**OBJECTIVE**
Gather all lines containing the string "image" and copy them out.

**RECORD EXCERPTS**
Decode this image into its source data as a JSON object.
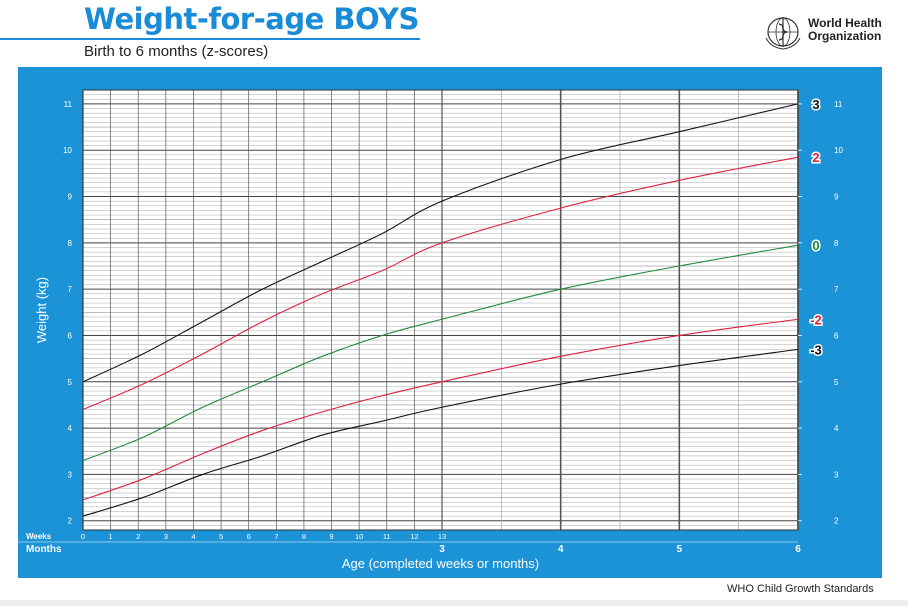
{
  "header": {
    "title": "Weight-for-age BOYS",
    "subtitle": "Birth to 6 months (z-scores)",
    "org_line1": "World Health",
    "org_line2": "Organization"
  },
  "footer": {
    "text": "WHO Child Growth Standards"
  },
  "colors": {
    "accent": "#1a8bd6",
    "panel": "#1c93d6",
    "line_black": "#111111",
    "line_red": "#e0203c",
    "line_green": "#1f8a3a"
  },
  "chart_data": {
    "type": "line",
    "title": "Weight-for-age BOYS",
    "subtitle": "Birth to 6 months (z-scores)",
    "xlabel": "Age (completed weeks or months)",
    "ylabel": "Weight (kg)",
    "xlim": [
      0,
      6
    ],
    "ylim": [
      1.8,
      11.3
    ],
    "y_ticks": [
      2,
      3,
      4,
      5,
      6,
      7,
      8,
      9,
      10,
      11
    ],
    "weeks_label": "Weeks",
    "months_label": "Months",
    "week_ticks": [
      "0",
      "1",
      "2",
      "3",
      "4",
      "5",
      "6",
      "7",
      "8",
      "9",
      "10",
      "11",
      "12",
      "13"
    ],
    "month_ticks": [
      "0",
      "3",
      "4",
      "5",
      "6"
    ],
    "grid": true,
    "x_months": [
      0,
      0.5,
      1,
      1.5,
      2,
      2.5,
      3,
      4,
      5,
      6
    ],
    "series": [
      {
        "name": "3",
        "color": "black",
        "values": [
          5.0,
          5.6,
          6.3,
          7.0,
          7.6,
          8.2,
          8.9,
          9.8,
          10.4,
          11.0
        ]
      },
      {
        "name": "2",
        "color": "red",
        "values": [
          4.4,
          4.95,
          5.6,
          6.3,
          6.9,
          7.4,
          8.0,
          8.75,
          9.35,
          9.85
        ]
      },
      {
        "name": "0",
        "color": "green",
        "values": [
          3.3,
          3.8,
          4.45,
          5.0,
          5.55,
          6.0,
          6.35,
          7.0,
          7.5,
          7.95
        ]
      },
      {
        "name": "-2",
        "color": "red",
        "values": [
          2.45,
          2.9,
          3.45,
          3.95,
          4.35,
          4.7,
          5.0,
          5.55,
          6.0,
          6.35
        ]
      },
      {
        "name": "-3",
        "color": "black",
        "values": [
          2.1,
          2.5,
          3.0,
          3.4,
          3.85,
          4.15,
          4.45,
          4.95,
          5.35,
          5.7
        ]
      }
    ]
  }
}
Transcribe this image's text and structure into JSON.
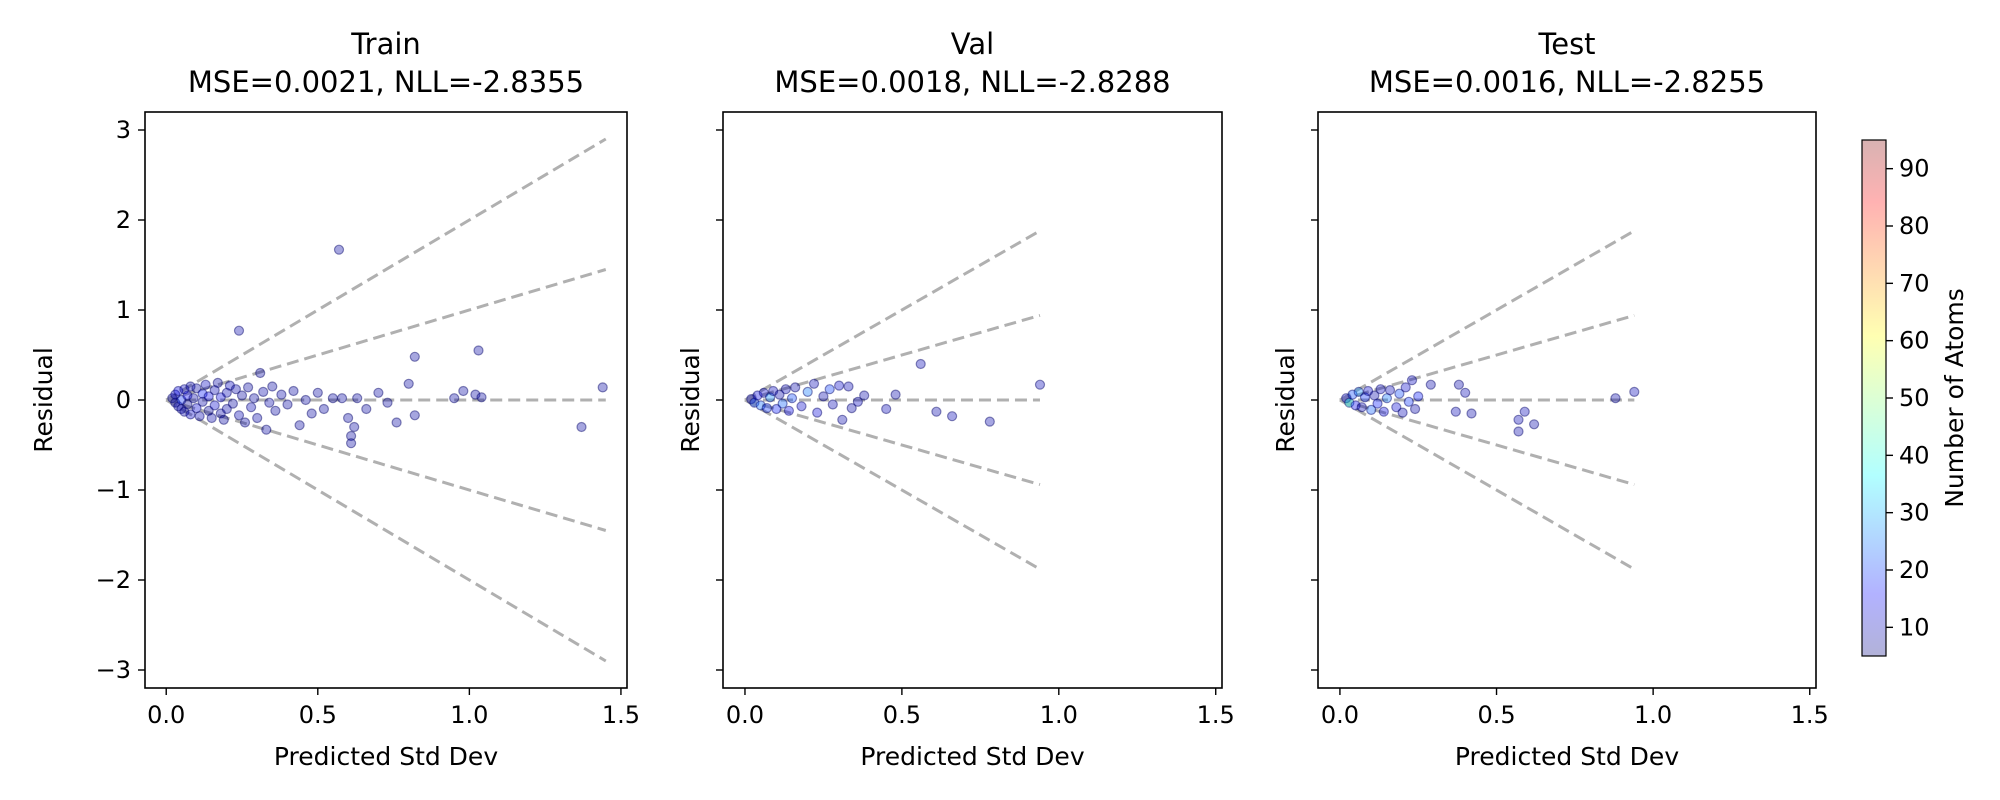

**OUTPUT BELOW**
Decode this image into its source data as a JSON object.
Transcribe this image's text and structure into JSON.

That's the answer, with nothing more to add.